### EXTRACTED INFORMATION ###
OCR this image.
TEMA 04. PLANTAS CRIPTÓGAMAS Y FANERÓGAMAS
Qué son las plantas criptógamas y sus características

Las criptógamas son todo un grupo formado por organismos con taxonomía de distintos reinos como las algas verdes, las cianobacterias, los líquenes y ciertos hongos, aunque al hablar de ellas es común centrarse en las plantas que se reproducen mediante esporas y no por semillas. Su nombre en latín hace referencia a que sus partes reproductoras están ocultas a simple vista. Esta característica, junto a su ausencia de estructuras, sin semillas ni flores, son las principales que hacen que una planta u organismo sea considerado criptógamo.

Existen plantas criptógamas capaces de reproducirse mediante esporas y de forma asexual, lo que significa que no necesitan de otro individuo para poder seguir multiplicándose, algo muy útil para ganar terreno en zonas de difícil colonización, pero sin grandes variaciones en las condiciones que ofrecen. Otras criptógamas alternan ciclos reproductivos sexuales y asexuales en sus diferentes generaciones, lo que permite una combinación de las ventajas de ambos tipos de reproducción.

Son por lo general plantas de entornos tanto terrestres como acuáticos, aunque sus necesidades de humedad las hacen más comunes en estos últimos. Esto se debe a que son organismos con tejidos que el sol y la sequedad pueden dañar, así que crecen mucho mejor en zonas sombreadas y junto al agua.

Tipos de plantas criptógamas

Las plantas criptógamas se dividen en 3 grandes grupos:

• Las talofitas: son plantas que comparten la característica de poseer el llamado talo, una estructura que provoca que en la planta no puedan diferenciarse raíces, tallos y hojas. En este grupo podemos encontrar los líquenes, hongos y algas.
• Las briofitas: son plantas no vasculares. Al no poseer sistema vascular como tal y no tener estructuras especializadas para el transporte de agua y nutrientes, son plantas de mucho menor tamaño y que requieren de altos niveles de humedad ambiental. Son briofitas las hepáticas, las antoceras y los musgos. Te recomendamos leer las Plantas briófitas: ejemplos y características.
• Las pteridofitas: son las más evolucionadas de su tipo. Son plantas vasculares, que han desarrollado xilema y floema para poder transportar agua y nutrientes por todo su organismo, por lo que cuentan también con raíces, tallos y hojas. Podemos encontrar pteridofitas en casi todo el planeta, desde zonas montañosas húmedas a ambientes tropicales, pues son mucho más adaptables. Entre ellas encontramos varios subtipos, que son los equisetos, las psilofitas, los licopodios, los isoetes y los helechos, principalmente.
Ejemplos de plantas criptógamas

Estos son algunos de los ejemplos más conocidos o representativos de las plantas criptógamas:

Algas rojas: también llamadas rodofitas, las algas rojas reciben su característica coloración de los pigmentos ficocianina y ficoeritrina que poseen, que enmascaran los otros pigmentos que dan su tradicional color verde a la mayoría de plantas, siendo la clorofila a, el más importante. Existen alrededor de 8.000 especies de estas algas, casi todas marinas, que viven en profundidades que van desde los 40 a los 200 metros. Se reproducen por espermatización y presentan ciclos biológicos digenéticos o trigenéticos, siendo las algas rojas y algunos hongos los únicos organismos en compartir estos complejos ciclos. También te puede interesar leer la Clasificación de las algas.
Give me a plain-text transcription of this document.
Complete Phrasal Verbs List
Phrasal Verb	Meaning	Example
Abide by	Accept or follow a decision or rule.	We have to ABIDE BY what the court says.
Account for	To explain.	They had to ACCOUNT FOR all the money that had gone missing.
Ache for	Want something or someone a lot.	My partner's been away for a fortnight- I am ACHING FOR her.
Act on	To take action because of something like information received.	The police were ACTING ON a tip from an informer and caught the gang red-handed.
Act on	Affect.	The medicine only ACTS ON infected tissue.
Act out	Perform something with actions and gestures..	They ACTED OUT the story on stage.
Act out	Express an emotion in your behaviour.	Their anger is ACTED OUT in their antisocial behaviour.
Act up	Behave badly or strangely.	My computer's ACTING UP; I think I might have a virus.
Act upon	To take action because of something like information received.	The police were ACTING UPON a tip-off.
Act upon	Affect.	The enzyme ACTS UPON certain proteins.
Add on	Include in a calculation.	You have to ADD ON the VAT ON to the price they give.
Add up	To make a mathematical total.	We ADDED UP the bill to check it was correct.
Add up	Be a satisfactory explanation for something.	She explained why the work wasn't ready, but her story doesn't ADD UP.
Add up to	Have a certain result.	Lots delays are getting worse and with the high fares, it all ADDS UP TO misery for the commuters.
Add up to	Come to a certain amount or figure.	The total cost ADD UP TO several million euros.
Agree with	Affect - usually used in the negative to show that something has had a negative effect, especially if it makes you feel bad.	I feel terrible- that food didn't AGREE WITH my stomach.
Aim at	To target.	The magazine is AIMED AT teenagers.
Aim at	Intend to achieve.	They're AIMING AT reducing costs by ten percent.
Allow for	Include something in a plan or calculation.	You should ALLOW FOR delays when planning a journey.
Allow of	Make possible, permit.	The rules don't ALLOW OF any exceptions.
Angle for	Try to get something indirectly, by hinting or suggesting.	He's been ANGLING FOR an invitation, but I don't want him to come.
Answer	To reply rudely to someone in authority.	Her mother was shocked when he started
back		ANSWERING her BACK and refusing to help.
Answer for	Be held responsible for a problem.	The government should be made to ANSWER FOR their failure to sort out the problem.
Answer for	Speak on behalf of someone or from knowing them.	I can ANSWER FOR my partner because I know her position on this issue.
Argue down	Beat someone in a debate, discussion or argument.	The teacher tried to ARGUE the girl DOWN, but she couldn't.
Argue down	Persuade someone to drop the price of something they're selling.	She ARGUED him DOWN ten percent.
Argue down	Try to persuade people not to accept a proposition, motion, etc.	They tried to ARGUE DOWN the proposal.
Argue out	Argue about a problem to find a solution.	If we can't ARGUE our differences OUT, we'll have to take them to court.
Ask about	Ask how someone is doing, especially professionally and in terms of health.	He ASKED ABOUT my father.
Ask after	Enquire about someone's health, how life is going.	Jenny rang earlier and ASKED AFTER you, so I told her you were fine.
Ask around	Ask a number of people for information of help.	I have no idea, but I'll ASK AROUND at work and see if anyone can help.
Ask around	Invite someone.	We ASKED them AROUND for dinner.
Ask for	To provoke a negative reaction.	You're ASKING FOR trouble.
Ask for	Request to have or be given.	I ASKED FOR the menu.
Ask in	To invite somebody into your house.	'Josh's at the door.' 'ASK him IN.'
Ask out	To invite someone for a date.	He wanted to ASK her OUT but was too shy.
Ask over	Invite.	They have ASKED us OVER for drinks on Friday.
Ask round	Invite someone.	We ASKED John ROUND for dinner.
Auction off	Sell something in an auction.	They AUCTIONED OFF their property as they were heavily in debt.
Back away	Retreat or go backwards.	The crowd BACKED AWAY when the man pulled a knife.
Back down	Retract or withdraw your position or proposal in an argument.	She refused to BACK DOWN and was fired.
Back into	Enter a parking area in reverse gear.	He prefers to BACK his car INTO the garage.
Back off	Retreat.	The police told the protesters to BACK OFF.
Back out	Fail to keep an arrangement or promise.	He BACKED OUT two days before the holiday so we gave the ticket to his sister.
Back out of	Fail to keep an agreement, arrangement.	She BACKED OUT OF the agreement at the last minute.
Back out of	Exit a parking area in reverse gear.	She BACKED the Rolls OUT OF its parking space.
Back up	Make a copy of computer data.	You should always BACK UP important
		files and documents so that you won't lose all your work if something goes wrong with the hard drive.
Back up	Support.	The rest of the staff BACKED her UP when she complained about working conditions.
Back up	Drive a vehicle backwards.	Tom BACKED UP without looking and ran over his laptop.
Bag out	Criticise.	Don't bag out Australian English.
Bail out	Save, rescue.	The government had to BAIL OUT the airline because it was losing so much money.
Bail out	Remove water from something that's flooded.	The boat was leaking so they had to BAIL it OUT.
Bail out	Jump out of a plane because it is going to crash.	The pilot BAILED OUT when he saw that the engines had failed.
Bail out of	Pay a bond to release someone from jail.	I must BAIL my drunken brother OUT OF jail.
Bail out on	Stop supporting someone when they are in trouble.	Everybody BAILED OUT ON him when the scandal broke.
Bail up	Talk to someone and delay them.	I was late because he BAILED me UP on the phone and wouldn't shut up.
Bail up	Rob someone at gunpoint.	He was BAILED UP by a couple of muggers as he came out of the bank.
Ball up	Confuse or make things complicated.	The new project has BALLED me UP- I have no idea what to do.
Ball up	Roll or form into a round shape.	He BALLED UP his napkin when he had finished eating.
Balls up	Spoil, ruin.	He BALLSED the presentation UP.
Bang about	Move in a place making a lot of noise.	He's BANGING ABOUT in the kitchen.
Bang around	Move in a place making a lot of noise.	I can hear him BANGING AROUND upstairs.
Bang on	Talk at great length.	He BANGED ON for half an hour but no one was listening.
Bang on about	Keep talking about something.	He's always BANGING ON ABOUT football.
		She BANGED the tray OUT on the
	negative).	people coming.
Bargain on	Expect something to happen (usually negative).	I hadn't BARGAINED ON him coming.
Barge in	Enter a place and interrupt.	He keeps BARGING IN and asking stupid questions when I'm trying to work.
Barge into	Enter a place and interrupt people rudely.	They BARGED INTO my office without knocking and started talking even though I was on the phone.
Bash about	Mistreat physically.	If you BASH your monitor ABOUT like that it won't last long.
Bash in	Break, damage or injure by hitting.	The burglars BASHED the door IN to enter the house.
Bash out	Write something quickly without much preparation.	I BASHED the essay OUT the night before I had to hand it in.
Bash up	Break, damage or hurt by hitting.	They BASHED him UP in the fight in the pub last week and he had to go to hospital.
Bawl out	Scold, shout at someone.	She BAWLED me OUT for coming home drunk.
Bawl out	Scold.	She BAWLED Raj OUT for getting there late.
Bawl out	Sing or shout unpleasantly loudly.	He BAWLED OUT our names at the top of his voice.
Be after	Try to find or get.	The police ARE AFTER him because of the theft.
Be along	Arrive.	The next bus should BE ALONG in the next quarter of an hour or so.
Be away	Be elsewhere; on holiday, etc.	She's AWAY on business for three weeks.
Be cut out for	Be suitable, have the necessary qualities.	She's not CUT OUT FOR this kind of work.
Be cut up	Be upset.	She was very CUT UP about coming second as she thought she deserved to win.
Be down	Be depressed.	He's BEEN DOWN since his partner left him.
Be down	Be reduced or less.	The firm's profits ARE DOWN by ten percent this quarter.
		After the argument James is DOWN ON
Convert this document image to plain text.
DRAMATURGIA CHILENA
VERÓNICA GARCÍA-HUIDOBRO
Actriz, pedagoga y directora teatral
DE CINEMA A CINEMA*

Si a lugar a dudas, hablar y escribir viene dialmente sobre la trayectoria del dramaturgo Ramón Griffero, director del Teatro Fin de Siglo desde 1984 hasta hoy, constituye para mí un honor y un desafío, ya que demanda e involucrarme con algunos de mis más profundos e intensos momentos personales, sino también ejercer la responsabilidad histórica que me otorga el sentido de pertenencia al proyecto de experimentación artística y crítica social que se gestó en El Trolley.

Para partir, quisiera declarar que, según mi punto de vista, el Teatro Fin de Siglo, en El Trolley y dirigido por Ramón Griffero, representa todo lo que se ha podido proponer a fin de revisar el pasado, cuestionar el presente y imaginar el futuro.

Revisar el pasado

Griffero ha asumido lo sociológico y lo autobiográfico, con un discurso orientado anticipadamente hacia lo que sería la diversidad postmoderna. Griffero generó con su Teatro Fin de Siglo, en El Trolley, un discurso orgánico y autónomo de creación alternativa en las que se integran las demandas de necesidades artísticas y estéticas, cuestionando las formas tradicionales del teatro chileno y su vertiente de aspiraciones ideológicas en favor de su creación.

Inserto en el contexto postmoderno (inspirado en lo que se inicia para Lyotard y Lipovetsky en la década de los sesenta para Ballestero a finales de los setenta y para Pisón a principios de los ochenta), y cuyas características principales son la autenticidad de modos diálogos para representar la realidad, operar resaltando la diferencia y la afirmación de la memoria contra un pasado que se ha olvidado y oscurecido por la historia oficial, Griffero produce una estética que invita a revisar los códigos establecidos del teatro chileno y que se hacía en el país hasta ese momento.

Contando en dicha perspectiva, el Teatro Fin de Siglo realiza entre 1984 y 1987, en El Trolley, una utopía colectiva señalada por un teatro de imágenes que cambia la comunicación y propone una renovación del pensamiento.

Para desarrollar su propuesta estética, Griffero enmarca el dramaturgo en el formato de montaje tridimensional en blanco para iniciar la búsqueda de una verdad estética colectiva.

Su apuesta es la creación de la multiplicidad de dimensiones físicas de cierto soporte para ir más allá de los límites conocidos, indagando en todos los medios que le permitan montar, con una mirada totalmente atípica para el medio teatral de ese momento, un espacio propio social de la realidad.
###
YOUR ASSIGNMENT: Please give the number of lines above that hold the word "like", and only that number.

RESPONSE BELOW: 3